● **Your goal**
Write out all of the data without omission, exactly as shown.

### Records provided

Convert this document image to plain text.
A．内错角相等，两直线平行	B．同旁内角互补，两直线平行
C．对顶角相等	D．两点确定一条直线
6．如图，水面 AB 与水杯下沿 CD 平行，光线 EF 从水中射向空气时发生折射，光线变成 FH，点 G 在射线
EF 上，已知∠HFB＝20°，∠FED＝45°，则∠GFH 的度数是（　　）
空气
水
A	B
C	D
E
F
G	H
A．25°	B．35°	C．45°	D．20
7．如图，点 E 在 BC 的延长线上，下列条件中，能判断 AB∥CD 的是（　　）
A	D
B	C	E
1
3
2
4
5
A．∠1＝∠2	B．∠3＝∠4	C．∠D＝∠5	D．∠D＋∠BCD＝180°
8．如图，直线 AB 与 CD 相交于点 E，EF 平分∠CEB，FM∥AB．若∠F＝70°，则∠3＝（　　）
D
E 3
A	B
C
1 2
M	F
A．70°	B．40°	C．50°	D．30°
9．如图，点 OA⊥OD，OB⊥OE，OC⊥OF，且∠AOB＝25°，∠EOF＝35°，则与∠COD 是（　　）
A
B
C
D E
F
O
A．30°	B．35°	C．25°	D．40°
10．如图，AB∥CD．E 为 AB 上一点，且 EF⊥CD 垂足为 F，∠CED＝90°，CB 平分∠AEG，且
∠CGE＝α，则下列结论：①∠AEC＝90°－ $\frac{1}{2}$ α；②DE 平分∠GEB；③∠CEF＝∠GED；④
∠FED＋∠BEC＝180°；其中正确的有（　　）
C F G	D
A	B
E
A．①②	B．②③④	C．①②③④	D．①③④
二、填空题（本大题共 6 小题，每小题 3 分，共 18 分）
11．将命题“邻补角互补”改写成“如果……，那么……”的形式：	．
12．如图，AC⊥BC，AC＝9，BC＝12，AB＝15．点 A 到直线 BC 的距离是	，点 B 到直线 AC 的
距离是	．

######

● **Correct answer**
Convert this document image to plain text.
A．内错角相等，两直线平行	B．同旁内角互补，两直线平行
C．对顶角相等	D．两点确定一条直线
6．如图，水面 AB 与水杯下沿 CD 平行，光线 EF 从水中射向空气时发生折射，光线变成 FH，点 G 在射线
EF 上，已知∠HFB＝20°，∠FED＝45°，则∠GFH 的度数是（　　）
空气
水
A	B
C	D
E
F
G	H
A．25°	B．35°	C．45°	D．20
7．如图，点 E 在 BC 的延长线上，下列条件中，能判断 AB∥CD 的是（　　）
A	D
B	C	E
1
3
2
4
5
A．∠1＝∠2	B．∠3＝∠4	C．∠D＝∠5	D．∠D＋∠BCD＝180°
8．如图，直线 AB 与 CD 相交于点 E，EF 平分∠CEB，FM∥AB．若∠F＝70°，则∠3＝（　　）
D
E 3
A	B
C
1 2
M	F
A．70°	B．40°	C．50°	D．30°
9．如图，点 OA⊥OD，OB⊥OE，OC⊥OF，且∠AOB＝25°，∠EOF＝35°，则与∠COD 是（　　）
A
B
C
D E
F
O
A．30°	B．35°	C．25°	D．40°
10．如图，AB∥CD．E 为 AB 上一点，且 EF⊥CD 垂足为 F，∠CED＝90°，CB 平分∠AEG，且
∠CGE＝α，则下列结论：①∠AEC＝90°－ $\frac{1}{2}$ α；②DE 平分∠GEB；③∠CEF＝∠GED；④
∠FED＋∠BEC＝180°；其中正确的有（　　）
C F G	D
A	B
E
A．①②	B．②③④	C．①②③④	D．①③④
二、填空题（本大题共 6 小题，每小题 3 分，共 18 分）
11．将命题“邻补角互补”改写成“如果……，那么……”的形式：	．
12．如图，AC⊥BC，AC＝9，BC＝12，AB＝15．点 A 到直线 BC 的距离是	，点 B 到直线 AC 的
距离是	．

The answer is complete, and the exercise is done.